STATED GOAL:
Look through the data below and work out how many lines contain the string "Signup". Give the number alone.

═══ PROVIDED MATERIAL

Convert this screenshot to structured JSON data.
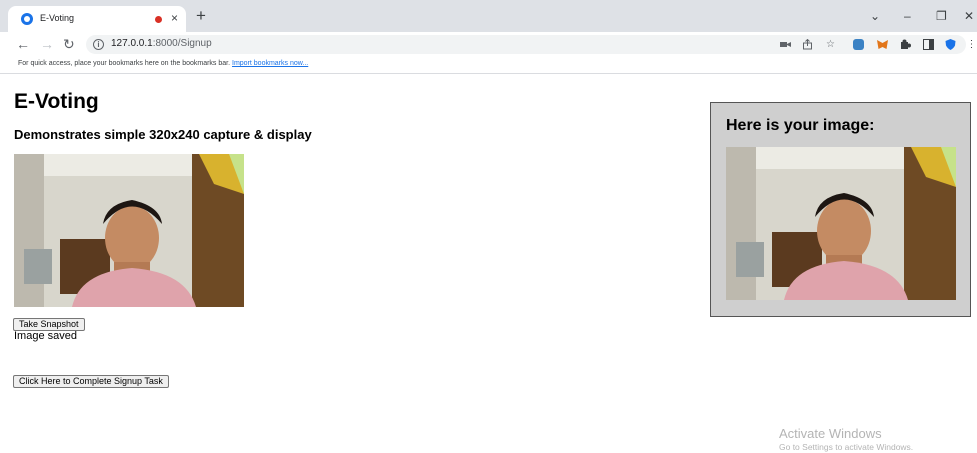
{
  "browser": {
    "tab_title": "E-Voting",
    "tab_close": "×",
    "new_tab": "+",
    "window_controls": {
      "collapse": "⌄",
      "minimize": "–",
      "restore": "❐",
      "close": "✕"
    },
    "nav": {
      "back": "←",
      "forward": "→",
      "reload": "↻"
    },
    "url_host": "127.0.0.1",
    "url_path": ":8000/Signup",
    "bookmarks_text": "For quick access, place your bookmarks here on the bookmarks bar.",
    "bookmarks_link": "Import bookmarks now..."
  },
  "page": {
    "title": "E-Voting",
    "subtitle": "Demonstrates simple 320x240 capture & display",
    "snapshot_button": "Take Snapshot",
    "status_text": "Image saved",
    "signup_button": "Click Here to Complete Signup Task",
    "result_title": "Here is your image:"
  },
  "os_watermark": {
    "title": "Activate Windows",
    "subtitle": "Go to Settings to activate Windows."
  },
  "colors": {
    "tab_strip": "#dee1e6",
    "omnibox": "#f1f3f4",
    "result_panel": "#cfcfcf",
    "link": "#1a73e8",
    "recording_dot": "#d93025"
  },
  "icons": {
    "toolbar": [
      "video-camera-icon",
      "share-icon",
      "star-icon",
      "adblock-icon",
      "metamask-fox-icon",
      "puzzle-extensions-icon",
      "side-panel-icon",
      "shield-icon",
      "kebab-menu-icon"
    ]
  }
}
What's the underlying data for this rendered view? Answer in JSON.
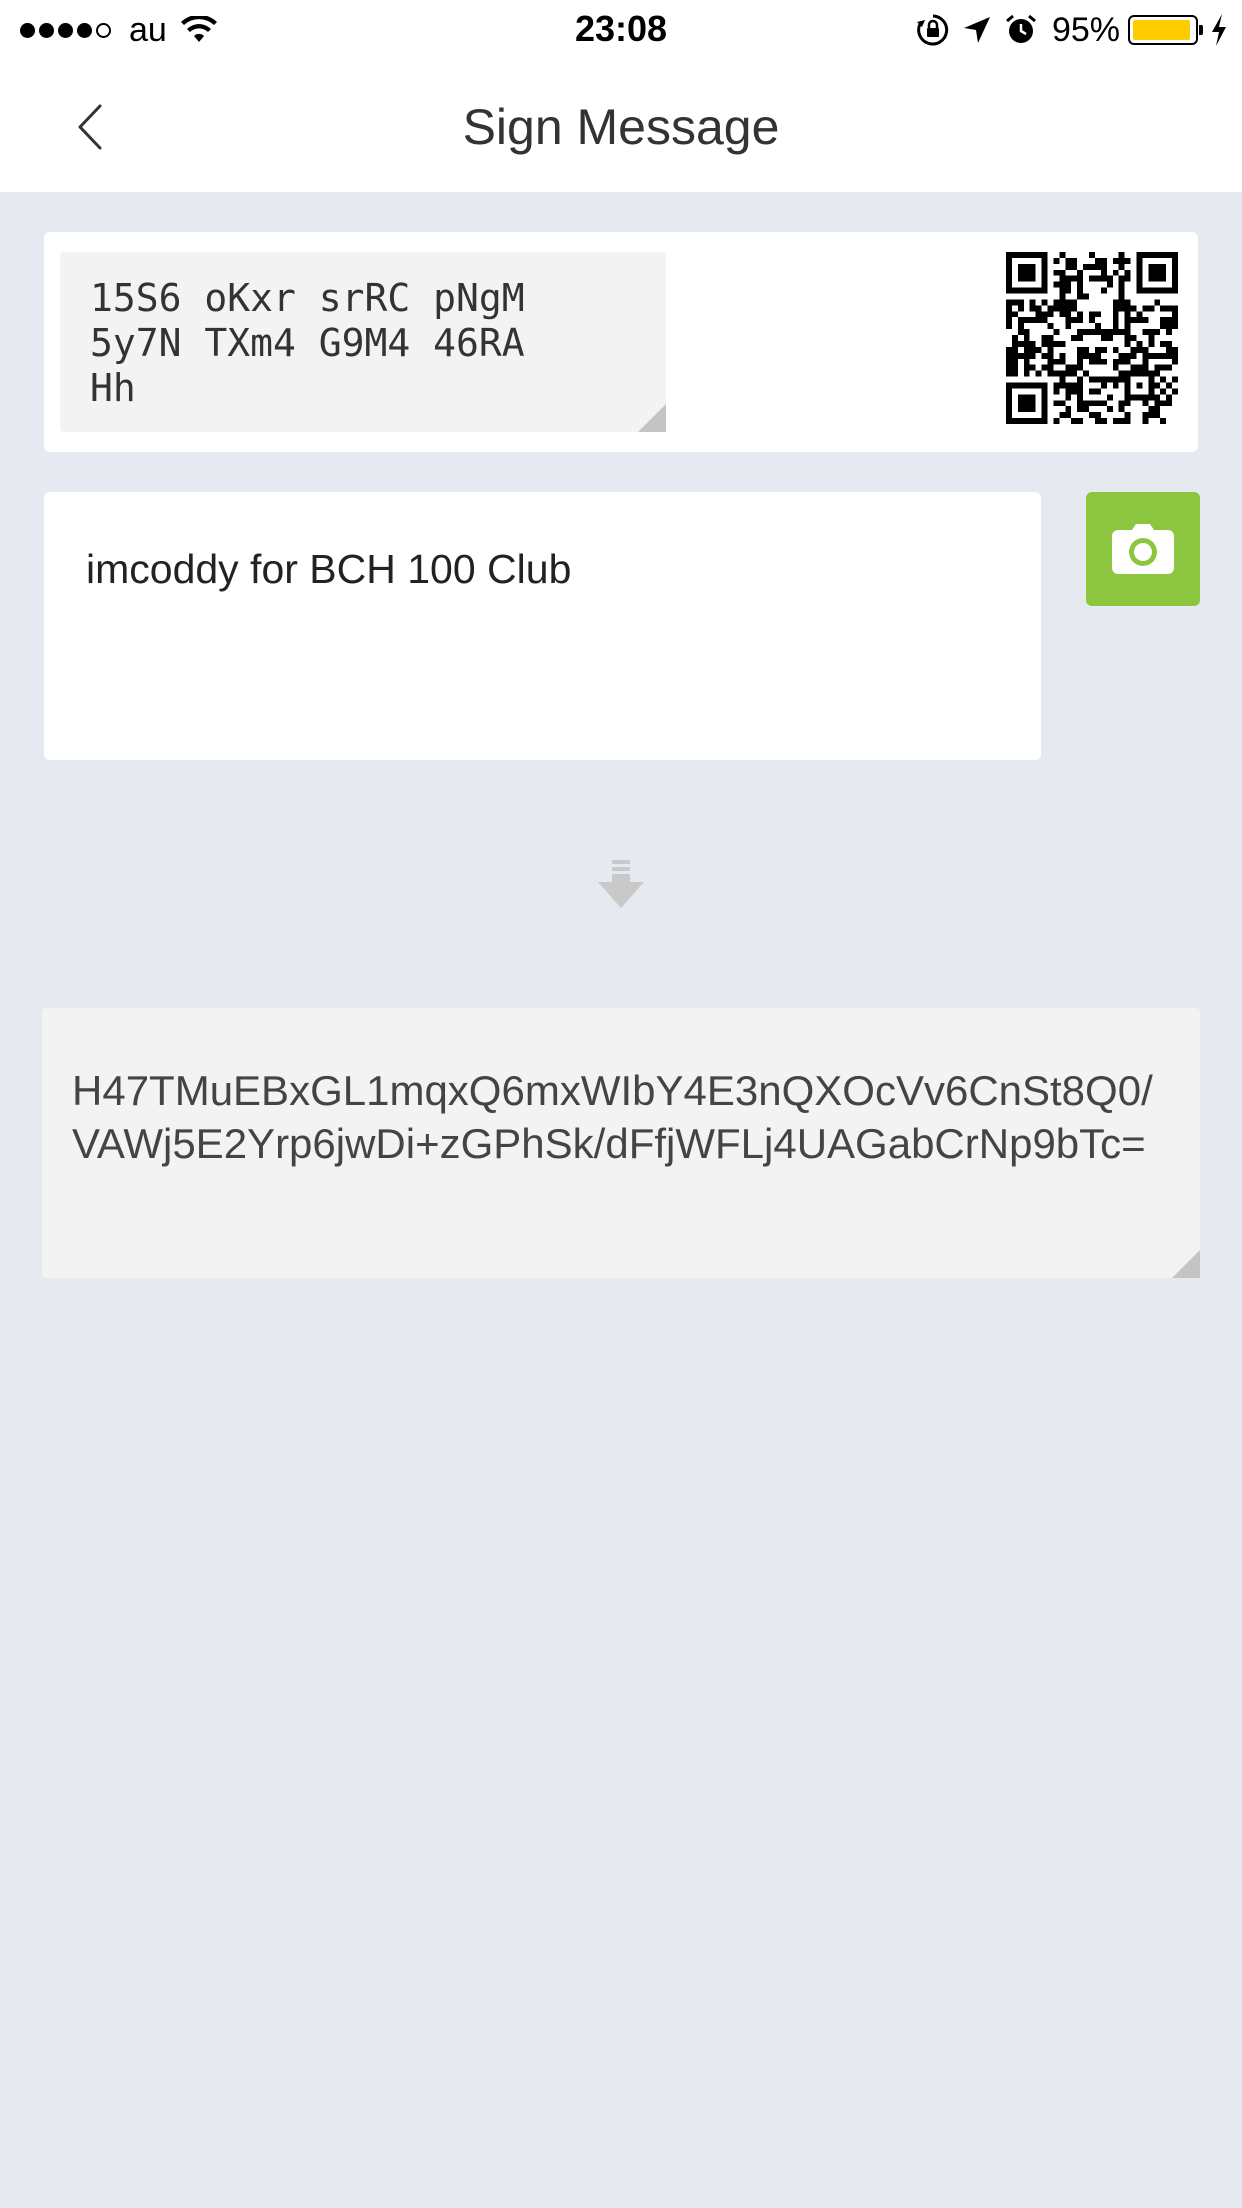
{
  "status_bar": {
    "carrier": "au",
    "time": "23:08",
    "battery_percent": "95%",
    "battery_level": 0.95,
    "signal_bars_filled": 4,
    "signal_bars_total": 5
  },
  "nav": {
    "title": "Sign Message"
  },
  "address": {
    "text": "15S6 oKxr srRC pNgM\n5y7N TXm4 G9M4 46RA\nHh"
  },
  "message": {
    "text": "imcoddy for BCH 100 Club"
  },
  "signature": {
    "text": "H47TMuEBxGL1mqxQ6mxWIbY4E3nQXOcVv6CnSt8Q0/VAWj5E2Yrp6jwDi+zGPhSk/dFfjWFLj4UAGabCrNp9bTc="
  },
  "colors": {
    "background": "#e6e9f0",
    "accent_green": "#8cc63e",
    "battery_yellow": "#ffcc00"
  },
  "icons": {
    "back": "chevron-left-icon",
    "camera": "camera-icon",
    "arrow": "arrow-down-icon",
    "qr": "qr-code-icon"
  }
}
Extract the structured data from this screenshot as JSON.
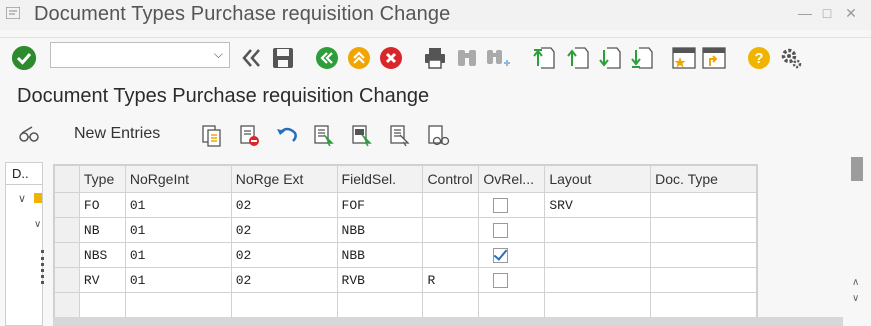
{
  "window": {
    "title": "Document Types Purchase requisition Change"
  },
  "toolbar": {
    "command_placeholder": ""
  },
  "screen": {
    "title": "Document Types Purchase requisition Change"
  },
  "appbar": {
    "new_entries": "New Entries"
  },
  "leftpane": {
    "header": "D.."
  },
  "table": {
    "columns": [
      "Type",
      "NoRgeInt",
      "NoRge Ext",
      "FieldSel.",
      "Control",
      "OvRel...",
      "Layout",
      "Doc. Type"
    ],
    "rows": [
      {
        "type": "FO",
        "int": "01",
        "ext": "02",
        "field": "FOF",
        "control": "",
        "ovrel": false,
        "layout": "SRV",
        "doctype": ""
      },
      {
        "type": "NB",
        "int": "01",
        "ext": "02",
        "field": "NBB",
        "control": "",
        "ovrel": false,
        "layout": "",
        "doctype": ""
      },
      {
        "type": "NBS",
        "int": "01",
        "ext": "02",
        "field": "NBB",
        "control": "",
        "ovrel": true,
        "layout": "",
        "doctype": ""
      },
      {
        "type": "RV",
        "int": "01",
        "ext": "02",
        "field": "RVB",
        "control": "R",
        "ovrel": false,
        "layout": "",
        "doctype": ""
      }
    ]
  },
  "colors": {
    "ok": "#2d8a2d",
    "nav_green": "#2e9e3a",
    "orange": "#f0a500",
    "cancel_red": "#d9262a",
    "help": "#f0b400",
    "check_blue": "#2a6ebb"
  }
}
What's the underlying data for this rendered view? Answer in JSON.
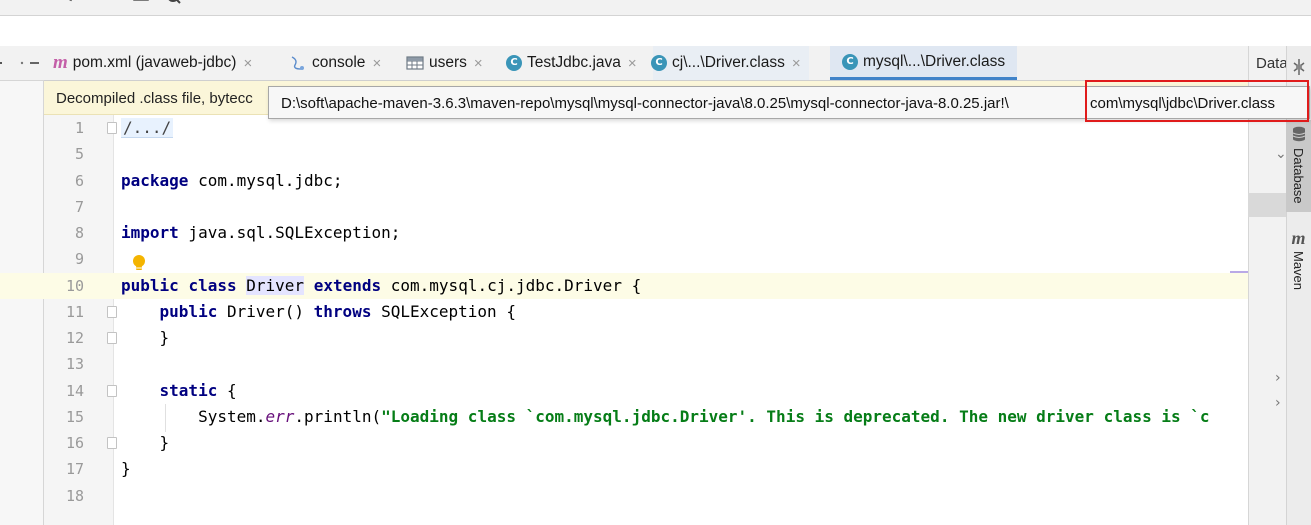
{
  "tabs": [
    {
      "label": "pom.xml (javaweb-jdbc)",
      "icon": "maven-icon"
    },
    {
      "label": "console",
      "icon": "console-icon"
    },
    {
      "label": "users",
      "icon": "table-icon"
    },
    {
      "label": "TestJdbc.java",
      "icon": "class-icon"
    },
    {
      "label": "cj\\...\\Driver.class",
      "icon": "class-icon"
    },
    {
      "label": "mysql\\...\\Driver.class",
      "icon": "class-icon",
      "active": true
    }
  ],
  "class_icon_letter": "C",
  "maven_icon_letter": "m",
  "close_glyph": "×",
  "banner": {
    "text": "Decompiled .class file, bytecc"
  },
  "tooltip": {
    "path_prefix": "D:\\soft\\apache-maven-3.6.3\\maven-repo\\mysql\\mysql-connector-java\\8.0.25\\mysql-connector-java-8.0.25.jar!\\",
    "path_highlighted": "com\\mysql\\jdbc\\Driver.class"
  },
  "right_dock": {
    "panel_title": "Datab",
    "database_tab": "Database",
    "maven_tab": "Maven"
  },
  "editor": {
    "line_numbers": [
      "1",
      "5",
      "6",
      "7",
      "8",
      "9",
      "10",
      "11",
      "12",
      "13",
      "14",
      "15",
      "16",
      "17",
      "18"
    ],
    "current_line": "10",
    "code": {
      "l1": "/.../",
      "l6_kw": "package",
      "l6_rest": " com.mysql.jdbc;",
      "l8_kw": "import",
      "l8_rest": " java.sql.SQLException;",
      "l10_kw1": "public",
      "l10_kw2": "class",
      "l10_name": "Driver",
      "l10_kw3": "extends",
      "l10_rest": " com.mysql.cj.jdbc.Driver {",
      "l11_kw1": "public",
      "l11_mid": " Driver() ",
      "l11_kw2": "throws",
      "l11_rest": " SQLException {",
      "l12": "    }",
      "l14_kw": "static",
      "l14_rest": " {",
      "l15_a": "        System.",
      "l15_field": "err",
      "l15_b": ".println(",
      "l15_str": "\"Loading class `com.mysql.jdbc.Driver'. This is deprecated. The new driver class is `c",
      "l16": "    }",
      "l17": "}"
    }
  },
  "colors": {
    "keyword": "#000080",
    "string": "#067d17",
    "field": "#660e7a",
    "highlight_box": "#e01b1b",
    "active_tab_underline": "#4083c9",
    "banner_bg": "#fbf6d9"
  }
}
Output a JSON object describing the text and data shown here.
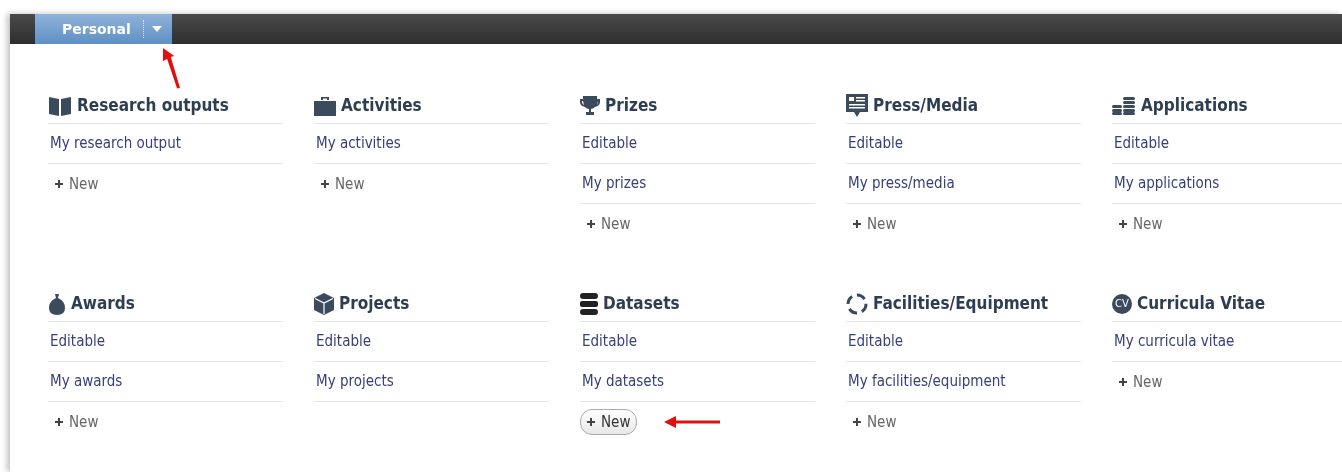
{
  "top_bar": {
    "tab": {
      "label": "Personal",
      "selected": true
    }
  },
  "sections": [
    {
      "title": "Research outputs",
      "links": [
        "My research output"
      ],
      "new": {
        "label": "New",
        "highlighted": false
      }
    },
    {
      "title": "Activities",
      "links": [
        "My activities"
      ],
      "new": {
        "label": "New",
        "highlighted": false
      }
    },
    {
      "title": "Prizes",
      "links": [
        "Editable",
        "My prizes"
      ],
      "new": {
        "label": "New",
        "highlighted": false
      }
    },
    {
      "title": "Press/Media",
      "links": [
        "Editable",
        "My press/media"
      ],
      "new": {
        "label": "New",
        "highlighted": false
      }
    },
    {
      "title": "Applications",
      "links": [
        "Editable",
        "My applications"
      ],
      "new": {
        "label": "New",
        "highlighted": false
      }
    },
    {
      "title": "Awards",
      "links": [
        "Editable",
        "My awards"
      ],
      "new": {
        "label": "New",
        "highlighted": false
      }
    },
    {
      "title": "Projects",
      "links": [
        "Editable",
        "My projects"
      ]
    },
    {
      "title": "Datasets",
      "links": [
        "Editable",
        "My datasets"
      ],
      "new": {
        "label": "New",
        "highlighted": true
      }
    },
    {
      "title": "Facilities/Equipment",
      "links": [
        "Editable",
        "My facilities/equipment"
      ],
      "new": {
        "label": "New",
        "highlighted": false
      }
    },
    {
      "icon_text": "CV",
      "title": "Curricula Vitae",
      "links": [
        "My curricula vitae"
      ],
      "new": {
        "label": "New",
        "highlighted": false
      }
    }
  ]
}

══════

SOLUTION FOR THIS EXERCISE:
2